Your objective: Reproduce the listing below without any change.

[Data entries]

* start *

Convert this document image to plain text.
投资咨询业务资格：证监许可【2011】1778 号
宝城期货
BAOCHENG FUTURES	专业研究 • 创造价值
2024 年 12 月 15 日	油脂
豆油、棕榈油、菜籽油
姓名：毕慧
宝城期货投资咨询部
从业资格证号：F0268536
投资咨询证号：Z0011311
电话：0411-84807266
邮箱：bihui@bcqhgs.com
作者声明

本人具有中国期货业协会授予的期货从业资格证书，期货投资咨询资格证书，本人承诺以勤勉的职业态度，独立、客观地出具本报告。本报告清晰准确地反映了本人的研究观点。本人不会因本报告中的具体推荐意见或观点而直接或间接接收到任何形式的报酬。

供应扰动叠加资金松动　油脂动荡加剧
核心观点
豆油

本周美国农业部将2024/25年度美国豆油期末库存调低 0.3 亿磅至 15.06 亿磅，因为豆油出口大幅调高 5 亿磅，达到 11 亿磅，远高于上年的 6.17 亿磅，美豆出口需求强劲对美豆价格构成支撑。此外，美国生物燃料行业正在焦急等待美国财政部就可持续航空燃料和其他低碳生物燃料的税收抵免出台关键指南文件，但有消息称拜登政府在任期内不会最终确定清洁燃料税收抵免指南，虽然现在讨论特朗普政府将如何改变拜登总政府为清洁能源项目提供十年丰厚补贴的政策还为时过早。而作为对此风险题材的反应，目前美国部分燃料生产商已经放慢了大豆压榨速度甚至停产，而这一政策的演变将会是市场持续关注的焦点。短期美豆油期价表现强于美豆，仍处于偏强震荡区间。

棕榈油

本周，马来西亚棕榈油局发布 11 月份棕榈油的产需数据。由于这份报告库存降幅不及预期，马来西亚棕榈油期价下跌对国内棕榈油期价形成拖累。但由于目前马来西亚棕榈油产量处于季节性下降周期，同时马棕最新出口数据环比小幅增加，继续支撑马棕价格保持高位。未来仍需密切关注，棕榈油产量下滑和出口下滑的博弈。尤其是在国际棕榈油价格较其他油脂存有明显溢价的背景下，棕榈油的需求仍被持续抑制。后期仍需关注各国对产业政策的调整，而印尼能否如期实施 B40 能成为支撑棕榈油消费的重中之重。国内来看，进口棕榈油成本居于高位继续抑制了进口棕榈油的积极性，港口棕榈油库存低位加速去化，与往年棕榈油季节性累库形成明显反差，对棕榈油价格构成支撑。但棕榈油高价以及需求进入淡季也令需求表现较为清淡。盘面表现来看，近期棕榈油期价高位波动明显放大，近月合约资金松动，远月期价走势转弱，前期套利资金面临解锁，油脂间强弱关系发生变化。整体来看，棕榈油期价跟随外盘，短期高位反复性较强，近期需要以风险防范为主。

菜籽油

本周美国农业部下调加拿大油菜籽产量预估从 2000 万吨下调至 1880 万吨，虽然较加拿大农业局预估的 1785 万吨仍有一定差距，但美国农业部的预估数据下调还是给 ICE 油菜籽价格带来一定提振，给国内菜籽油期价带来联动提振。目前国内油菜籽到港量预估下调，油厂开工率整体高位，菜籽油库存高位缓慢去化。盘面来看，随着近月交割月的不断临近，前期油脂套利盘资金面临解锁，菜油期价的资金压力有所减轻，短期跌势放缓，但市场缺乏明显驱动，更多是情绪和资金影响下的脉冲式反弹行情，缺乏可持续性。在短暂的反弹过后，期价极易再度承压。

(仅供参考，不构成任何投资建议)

* end *

Exercise output:
Convert this document image to plain text.
投资咨询业务资格：证监许可【2011】1778 号
宝城期货
BAOCHENG FUTURES	专业研究 • 创造价值
2024 年 12 月 15 日	油脂
豆油、棕榈油、菜籽油
姓名：毕慧
宝城期货投资咨询部
从业资格证号：F0268536
投资咨询证号：Z0011311
电话：0411-84807266
邮箱：bihui@bcqhgs.com
作者声明

本人具有中国期货业协会授予的期货从业资格证书，期货投资咨询资格证书，本人承诺以勤勉的职业态度，独立、客观地出具本报告。本报告清晰准确地反映了本人的研究观点。本人不会因本报告中的具体推荐意见或观点而直接或间接接收到任何形式的报酬。

供应扰动叠加资金松动　油脂动荡加剧
核心观点
豆油

本周美国农业部将2024/25年度美国豆油期末库存调低 0.3 亿磅至 15.06 亿磅，因为豆油出口大幅调高 5 亿磅，达到 11 亿磅，远高于上年的 6.17 亿磅，美豆出口需求强劲对美豆价格构成支撑。此外，美国生物燃料行业正在焦急等待美国财政部就可持续航空燃料和其他低碳生物燃料的税收抵免出台关键指南文件，但有消息称拜登政府在任期内不会最终确定清洁燃料税收抵免指南，虽然现在讨论特朗普政府将如何改变拜登总政府为清洁能源项目提供十年丰厚补贴的政策还为时过早。而作为对此风险题材的反应，目前美国部分燃料生产商已经放慢了大豆压榨速度甚至停产，而这一政策的演变将会是市场持续关注的焦点。短期美豆油期价表现强于美豆，仍处于偏强震荡区间。

棕榈油

本周，马来西亚棕榈油局发布 11 月份棕榈油的产需数据。由于这份报告库存降幅不及预期，马来西亚棕榈油期价下跌对国内棕榈油期价形成拖累。但由于目前马来西亚棕榈油产量处于季节性下降周期，同时马棕最新出口数据环比小幅增加，继续支撑马棕价格保持高位。未来仍需密切关注，棕榈油产量下滑和出口下滑的博弈。尤其是在国际棕榈油价格较其他油脂存有明显溢价的背景下，棕榈油的需求仍被持续抑制。后期仍需关注各国对产业政策的调整，而印尼能否如期实施 B40 能成为支撑棕榈油消费的重中之重。国内来看，进口棕榈油成本居于高位继续抑制了进口棕榈油的积极性，港口棕榈油库存低位加速去化，与往年棕榈油季节性累库形成明显反差，对棕榈油价格构成支撑。但棕榈油高价以及需求进入淡季也令需求表现较为清淡。盘面表现来看，近期棕榈油期价高位波动明显放大，近月合约资金松动，远月期价走势转弱，前期套利资金面临解锁，油脂间强弱关系发生变化。整体来看，棕榈油期价跟随外盘，短期高位反复性较强，近期需要以风险防范为主。

菜籽油

本周美国农业部下调加拿大油菜籽产量预估从 2000 万吨下调至 1880 万吨，虽然较加拿大农业局预估的 1785 万吨仍有一定差距，但美国农业部的预估数据下调还是给 ICE 油菜籽价格带来一定提振，给国内菜籽油期价带来联动提振。目前国内油菜籽到港量预估下调，油厂开工率整体高位，菜籽油库存高位缓慢去化。盘面来看，随着近月交割月的不断临近，前期油脂套利盘资金面临解锁，菜油期价的资金压力有所减轻，短期跌势放缓，但市场缺乏明显驱动，更多是情绪和资金影响下的脉冲式反弹行情，缺乏可持续性。在短暂的反弹过后，期价极易再度承压。

(仅供参考，不构成任何投资建议)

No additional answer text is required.